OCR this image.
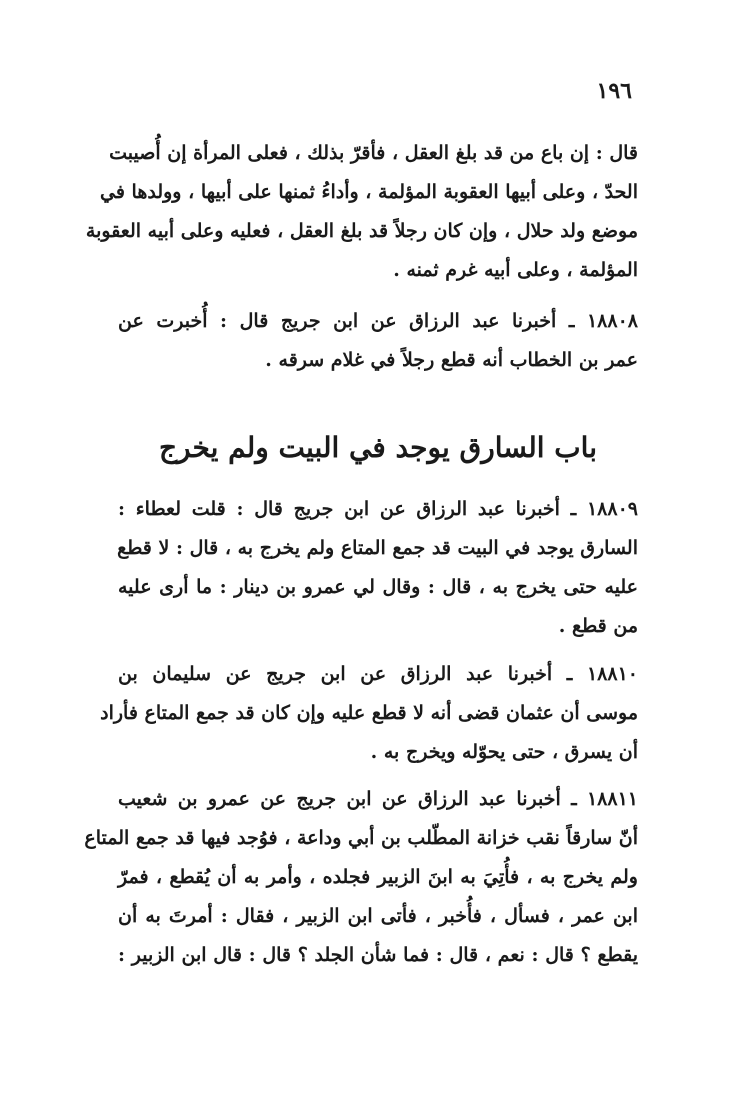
١٩٦
قال : إن باع من قد بلغ العقل ، فأقرّ بذلك ، فعلى المرأة إن أُصيبت
الحدّ ، وعلى أبيها العقوبة المؤلمة ، وأداءُ ثمنها على أبيها ، وولدها في
موضع ولد حلال ، وإن كان رجلاً قد بلغ العقل ، فعليه وعلى أبيه العقوبة
المؤلمة ، وعلى أبيه غرم ثمنه .
١٨٨٠٨ ـ أخبرنا عبد الرزاق عن ابن جريج قال : أُخبرت عن
عمر بن الخطاب أنه قطع رجلاً في غلام سرقه .
باب السارق يوجد في البيت ولم يخرج
١٨٨٠٩ ـ أخبرنا عبد الرزاق عن ابن جريج قال : قلت لعطاء :
السارق يوجد في البيت قد جمع المتاع ولم يخرج به ، قال : لا قطع
عليه حتى يخرج به ، قال : وقال لي عمرو بن دينار : ما أرى عليه
من قطع .
١٨٨١٠ ـ أخبرنا عبد الرزاق عن ابن جريج عن سليمان بن
موسى أن عثمان قضى أنه لا قطع عليه وإن كان قد جمع المتاع فأراد
أن يسرق ، حتى يحوّله ويخرج به .
١٨٨١١ ـ أخبرنا عبد الرزاق عن ابن جريج عن عمرو بن شعيب
أنّ سارقاً نقب خزانة المطّلب بن أبي وداعة ، فوُجد فيها قد جمع المتاع
ولم يخرج به ، فأُتِيَ به ابنَ الزبير فجلده ، وأمر به أن يُقطع ، فمرّ
ابن عمر ، فسأل ، فأُخبر ، فأتى ابن الزبير ، فقال : أمرتَ به أن
يقطع ؟ قال : نعم ، قال : فما شأن الجلد ؟ قال : قال ابن الزبير :
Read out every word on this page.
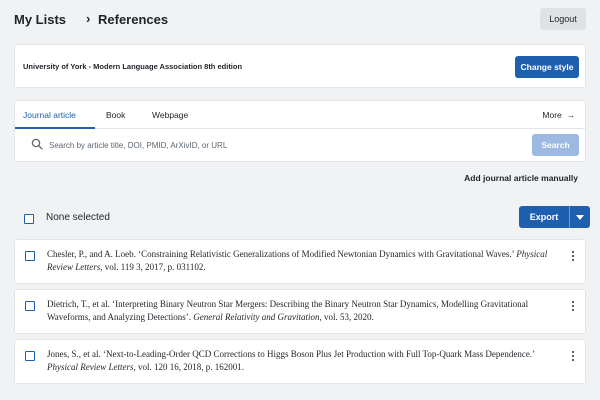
My Lists › References	Logout
University of York - Modern Language Association 8th edition	Change style
Journal article	Book	Webpage	More →
Search by article title, DOI, PMID, ArXivID, or URL
Search
Add journal article manually
None selected	Export
Chesler, P., and A. Loeb. ‘Constraining Relativistic Generalizations of Modified Newtonian Dynamics with Gravitational Waves.’ Physical Review Letters, vol. 119 3, 2017, p. 031102.
Dietrich, T., et al. ‘Interpreting Binary Neutron Star Mergers: Describing the Binary Neutron Star Dynamics, Modelling Gravitational Waveforms, and Analyzing Detections’. General Relativity and Gravitation, vol. 53, 2020.
Jones, S., et al. ‘Next-to-Leading-Order QCD Corrections to Higgs Boson Plus Jet Production with Full Top-Quark Mass Dependence.’ Physical Review Letters, vol. 120 16, 2018, p. 162001.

· · · ·

Written problem: Leave out the pictures and reproduce the rest of the listing exactly.

Answer for this exercise:
OCR this image.
١٩٦
قال : إن باع من قد بلغ العقل ، فأقرّ بذلك ، فعلى المرأة إن أُصيبت
الحدّ ، وعلى أبيها العقوبة المؤلمة ، وأداءُ ثمنها على أبيها ، وولدها في
موضع ولد حلال ، وإن كان رجلاً قد بلغ العقل ، فعليه وعلى أبيه العقوبة
المؤلمة ، وعلى أبيه غرم ثمنه .
١٨٨٠٨ ـ أخبرنا عبد الرزاق عن ابن جريج قال : أُخبرت عن
عمر بن الخطاب أنه قطع رجلاً في غلام سرقه .
باب السارق يوجد في البيت ولم يخرج
١٨٨٠٩ ـ أخبرنا عبد الرزاق عن ابن جريج قال : قلت لعطاء :
السارق يوجد في البيت قد جمع المتاع ولم يخرج به ، قال : لا قطع
عليه حتى يخرج به ، قال : وقال لي عمرو بن دينار : ما أرى عليه
من قطع .
١٨٨١٠ ـ أخبرنا عبد الرزاق عن ابن جريج عن سليمان بن
موسى أن عثمان قضى أنه لا قطع عليه وإن كان قد جمع المتاع فأراد
أن يسرق ، حتى يحوّله ويخرج به .
١٨٨١١ ـ أخبرنا عبد الرزاق عن ابن جريج عن عمرو بن شعيب
أنّ سارقاً نقب خزانة المطّلب بن أبي وداعة ، فوُجد فيها قد جمع المتاع
ولم يخرج به ، فأُتِيَ به ابنَ الزبير فجلده ، وأمر به أن يُقطع ، فمرّ
ابن عمر ، فسأل ، فأُخبر ، فأتى ابن الزبير ، فقال : أمرتَ به أن
يقطع ؟ قال : نعم ، قال : فما شأن الجلد ؟ قال : قال ابن الزبير :
Read out every word on this page.
My Lists › References	Logout
University of York - Modern Language Association 8th edition	Change style
Journal article	Book	Webpage	More →
Search by article title, DOI, PMID, ArXivID, or URL
Search
Add journal article manually
None selected	Export
Chesler, P., and A. Loeb. ‘Constraining Relativistic Generalizations of Modified Newtonian Dynamics with Gravitational Waves.’ Physical Review Letters, vol. 119 3, 2017, p. 031102.
Dietrich, T., et al. ‘Interpreting Binary Neutron Star Mergers: Describing the Binary Neutron Star Dynamics, Modelling Gravitational Waveforms, and Analyzing Detections’. General Relativity and Gravitation, vol. 53, 2020.
Jones, S., et al. ‘Next-to-Leading-Order QCD Corrections to Higgs Boson Plus Jet Production with Full Top-Quark Mass Dependence.’ Physical Review Letters, vol. 120 16, 2018, p. 162001.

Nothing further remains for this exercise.